Directive:
Swap "bar-segment" for "bar-section" throughout the stretch from the line containing "List every element" through the line containing "bar-segment — [244, 179, 503, 229]", and give back only that stretch with nothing else changed.
* begin *
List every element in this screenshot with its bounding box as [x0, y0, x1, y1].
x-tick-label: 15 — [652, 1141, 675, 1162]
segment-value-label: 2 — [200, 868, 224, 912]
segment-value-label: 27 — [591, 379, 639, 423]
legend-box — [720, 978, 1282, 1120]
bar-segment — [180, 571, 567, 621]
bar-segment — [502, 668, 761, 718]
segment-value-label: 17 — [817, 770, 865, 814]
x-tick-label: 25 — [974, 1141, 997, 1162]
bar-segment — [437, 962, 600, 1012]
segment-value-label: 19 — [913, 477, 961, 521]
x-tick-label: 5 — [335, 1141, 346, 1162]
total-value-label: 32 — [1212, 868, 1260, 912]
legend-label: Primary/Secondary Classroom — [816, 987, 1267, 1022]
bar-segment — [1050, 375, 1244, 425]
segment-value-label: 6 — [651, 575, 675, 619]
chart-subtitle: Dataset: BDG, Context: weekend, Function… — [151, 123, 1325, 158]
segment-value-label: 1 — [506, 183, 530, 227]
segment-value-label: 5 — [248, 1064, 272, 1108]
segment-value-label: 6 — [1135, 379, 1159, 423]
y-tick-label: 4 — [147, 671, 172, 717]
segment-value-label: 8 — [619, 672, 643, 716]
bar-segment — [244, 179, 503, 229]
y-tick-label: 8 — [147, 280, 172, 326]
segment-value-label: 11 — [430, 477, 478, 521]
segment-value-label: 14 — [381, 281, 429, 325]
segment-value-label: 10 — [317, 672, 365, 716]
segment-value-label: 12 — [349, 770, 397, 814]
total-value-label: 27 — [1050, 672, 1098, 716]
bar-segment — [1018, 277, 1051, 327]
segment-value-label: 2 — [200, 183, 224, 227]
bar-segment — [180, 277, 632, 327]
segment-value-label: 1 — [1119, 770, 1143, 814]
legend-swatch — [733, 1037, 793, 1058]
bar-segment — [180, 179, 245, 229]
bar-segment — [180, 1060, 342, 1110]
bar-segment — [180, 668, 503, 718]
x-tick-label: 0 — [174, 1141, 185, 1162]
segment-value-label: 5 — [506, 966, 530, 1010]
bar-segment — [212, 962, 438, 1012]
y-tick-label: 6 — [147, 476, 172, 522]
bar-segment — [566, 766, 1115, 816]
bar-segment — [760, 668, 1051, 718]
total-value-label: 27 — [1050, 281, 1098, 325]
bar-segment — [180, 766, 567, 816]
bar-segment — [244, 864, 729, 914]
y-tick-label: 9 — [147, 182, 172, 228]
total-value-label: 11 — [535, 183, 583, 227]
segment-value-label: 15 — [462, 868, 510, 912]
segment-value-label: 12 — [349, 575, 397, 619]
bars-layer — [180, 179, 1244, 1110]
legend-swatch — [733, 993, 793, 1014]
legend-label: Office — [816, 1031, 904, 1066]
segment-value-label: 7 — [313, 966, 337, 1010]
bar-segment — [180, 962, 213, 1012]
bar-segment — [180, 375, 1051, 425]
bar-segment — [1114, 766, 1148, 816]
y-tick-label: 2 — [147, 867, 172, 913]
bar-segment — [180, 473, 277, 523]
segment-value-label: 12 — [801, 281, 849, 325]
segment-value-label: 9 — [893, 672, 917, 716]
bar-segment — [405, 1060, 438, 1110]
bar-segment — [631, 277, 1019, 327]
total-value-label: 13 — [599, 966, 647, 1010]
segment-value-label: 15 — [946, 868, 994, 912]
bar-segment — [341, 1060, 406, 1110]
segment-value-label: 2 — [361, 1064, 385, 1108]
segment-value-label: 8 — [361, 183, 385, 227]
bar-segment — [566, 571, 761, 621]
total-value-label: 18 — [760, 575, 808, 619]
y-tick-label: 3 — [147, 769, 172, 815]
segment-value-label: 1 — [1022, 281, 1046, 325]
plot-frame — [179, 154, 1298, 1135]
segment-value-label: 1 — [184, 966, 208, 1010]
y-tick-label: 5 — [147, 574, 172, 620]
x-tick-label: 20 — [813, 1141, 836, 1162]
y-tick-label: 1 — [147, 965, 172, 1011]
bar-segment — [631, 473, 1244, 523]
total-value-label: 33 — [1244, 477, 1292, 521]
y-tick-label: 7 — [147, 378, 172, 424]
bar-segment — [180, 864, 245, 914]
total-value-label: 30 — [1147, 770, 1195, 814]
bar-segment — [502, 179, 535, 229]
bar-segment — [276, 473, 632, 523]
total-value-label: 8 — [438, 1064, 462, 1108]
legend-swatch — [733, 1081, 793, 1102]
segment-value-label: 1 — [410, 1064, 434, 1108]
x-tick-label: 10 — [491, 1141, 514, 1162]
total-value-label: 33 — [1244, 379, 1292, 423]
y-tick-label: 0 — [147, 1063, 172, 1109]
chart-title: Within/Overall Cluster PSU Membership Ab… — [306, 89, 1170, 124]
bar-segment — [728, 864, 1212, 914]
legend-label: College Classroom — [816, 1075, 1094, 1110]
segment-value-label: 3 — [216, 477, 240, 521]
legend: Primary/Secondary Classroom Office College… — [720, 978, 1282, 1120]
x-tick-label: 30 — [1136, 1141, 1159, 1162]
* end *
* begin *
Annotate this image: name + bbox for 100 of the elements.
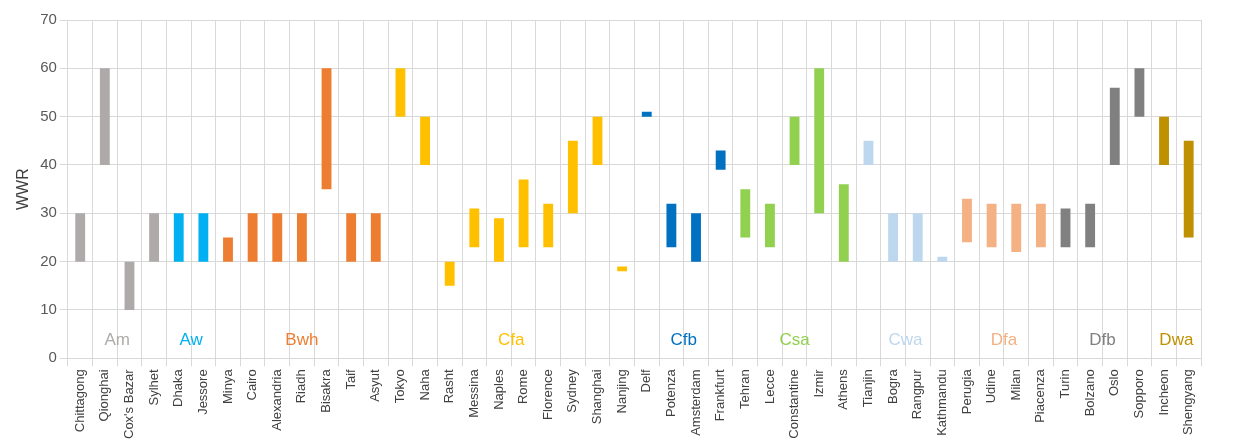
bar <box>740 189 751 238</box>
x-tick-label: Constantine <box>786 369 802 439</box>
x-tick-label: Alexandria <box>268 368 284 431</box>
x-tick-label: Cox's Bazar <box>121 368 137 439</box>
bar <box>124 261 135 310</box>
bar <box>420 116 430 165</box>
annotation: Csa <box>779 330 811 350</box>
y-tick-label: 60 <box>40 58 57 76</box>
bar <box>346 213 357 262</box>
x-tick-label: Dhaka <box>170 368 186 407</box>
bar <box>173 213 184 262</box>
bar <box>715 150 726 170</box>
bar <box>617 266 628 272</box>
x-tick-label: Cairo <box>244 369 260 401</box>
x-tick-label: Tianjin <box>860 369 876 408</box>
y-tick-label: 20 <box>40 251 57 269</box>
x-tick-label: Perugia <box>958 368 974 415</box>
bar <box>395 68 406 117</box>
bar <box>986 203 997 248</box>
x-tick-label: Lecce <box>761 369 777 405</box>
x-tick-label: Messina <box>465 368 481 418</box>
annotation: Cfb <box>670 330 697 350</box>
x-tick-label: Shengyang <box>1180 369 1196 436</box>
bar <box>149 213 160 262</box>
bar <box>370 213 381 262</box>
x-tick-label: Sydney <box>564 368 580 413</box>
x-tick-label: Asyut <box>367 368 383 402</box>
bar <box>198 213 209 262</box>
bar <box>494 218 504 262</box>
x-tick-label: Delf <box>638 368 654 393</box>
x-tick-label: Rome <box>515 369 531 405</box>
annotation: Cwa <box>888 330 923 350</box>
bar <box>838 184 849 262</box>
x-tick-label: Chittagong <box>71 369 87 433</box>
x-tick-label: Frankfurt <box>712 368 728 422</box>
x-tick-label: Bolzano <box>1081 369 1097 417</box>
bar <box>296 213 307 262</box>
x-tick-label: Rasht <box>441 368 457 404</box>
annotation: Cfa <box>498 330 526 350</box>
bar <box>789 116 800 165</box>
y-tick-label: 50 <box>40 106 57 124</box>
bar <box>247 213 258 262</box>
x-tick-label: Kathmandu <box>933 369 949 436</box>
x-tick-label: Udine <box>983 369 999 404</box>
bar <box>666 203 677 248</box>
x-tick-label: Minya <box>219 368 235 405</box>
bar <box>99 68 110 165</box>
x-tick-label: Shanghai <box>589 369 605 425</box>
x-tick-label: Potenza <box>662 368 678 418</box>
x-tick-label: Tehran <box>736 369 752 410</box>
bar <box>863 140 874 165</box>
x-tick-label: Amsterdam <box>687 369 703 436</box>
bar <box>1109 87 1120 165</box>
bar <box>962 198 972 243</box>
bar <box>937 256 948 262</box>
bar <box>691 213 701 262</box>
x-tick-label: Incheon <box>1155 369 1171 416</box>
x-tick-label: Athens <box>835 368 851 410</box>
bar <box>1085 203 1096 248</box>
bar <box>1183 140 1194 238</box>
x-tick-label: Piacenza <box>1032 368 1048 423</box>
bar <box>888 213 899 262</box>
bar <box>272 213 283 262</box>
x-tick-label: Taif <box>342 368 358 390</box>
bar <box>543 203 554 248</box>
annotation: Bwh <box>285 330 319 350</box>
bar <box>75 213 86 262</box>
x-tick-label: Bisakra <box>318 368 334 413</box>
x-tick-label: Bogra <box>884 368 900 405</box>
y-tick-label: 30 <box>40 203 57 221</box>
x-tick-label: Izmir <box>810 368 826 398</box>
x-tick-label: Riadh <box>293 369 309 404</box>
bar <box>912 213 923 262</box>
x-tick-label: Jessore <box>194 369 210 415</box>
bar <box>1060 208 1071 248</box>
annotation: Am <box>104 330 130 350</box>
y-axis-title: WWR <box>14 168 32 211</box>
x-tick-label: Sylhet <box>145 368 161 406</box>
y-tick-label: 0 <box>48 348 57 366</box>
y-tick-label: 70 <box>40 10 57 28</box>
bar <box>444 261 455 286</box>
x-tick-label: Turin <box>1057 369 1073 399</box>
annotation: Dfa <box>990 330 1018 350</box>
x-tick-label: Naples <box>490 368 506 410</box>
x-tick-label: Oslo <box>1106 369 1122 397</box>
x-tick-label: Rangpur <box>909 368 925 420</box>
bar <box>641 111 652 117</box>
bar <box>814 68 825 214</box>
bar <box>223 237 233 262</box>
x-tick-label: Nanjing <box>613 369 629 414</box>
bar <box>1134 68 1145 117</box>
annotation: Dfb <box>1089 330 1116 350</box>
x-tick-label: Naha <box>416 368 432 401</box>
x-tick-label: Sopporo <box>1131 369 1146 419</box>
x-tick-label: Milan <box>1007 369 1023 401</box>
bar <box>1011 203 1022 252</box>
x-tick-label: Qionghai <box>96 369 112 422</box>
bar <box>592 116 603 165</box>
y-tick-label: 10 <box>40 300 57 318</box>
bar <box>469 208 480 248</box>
* end *
Output for this task:
List every element in this screenshot with its bounding box as [x0, y0, x1, y1].
x-tick-label: 15 — [652, 1141, 675, 1162]
segment-value-label: 2 — [200, 868, 224, 912]
segment-value-label: 27 — [591, 379, 639, 423]
legend-box — [720, 978, 1282, 1120]
bar-section — [180, 571, 567, 621]
bar-section — [502, 668, 761, 718]
segment-value-label: 17 — [817, 770, 865, 814]
x-tick-label: 25 — [974, 1141, 997, 1162]
bar-section — [437, 962, 600, 1012]
segment-value-label: 19 — [913, 477, 961, 521]
x-tick-label: 5 — [335, 1141, 346, 1162]
total-value-label: 32 — [1212, 868, 1260, 912]
legend-label: Primary/Secondary Classroom — [816, 987, 1267, 1022]
bar-section — [1050, 375, 1244, 425]
segment-value-label: 6 — [651, 575, 675, 619]
chart-subtitle: Dataset: BDG, Context: weekend, Function… — [151, 123, 1325, 158]
segment-value-label: 1 — [506, 183, 530, 227]
segment-value-label: 5 — [248, 1064, 272, 1108]
segment-value-label: 6 — [1135, 379, 1159, 423]
y-tick-label: 4 — [147, 671, 172, 717]
segment-value-label: 8 — [619, 672, 643, 716]
bar-section — [244, 179, 503, 229]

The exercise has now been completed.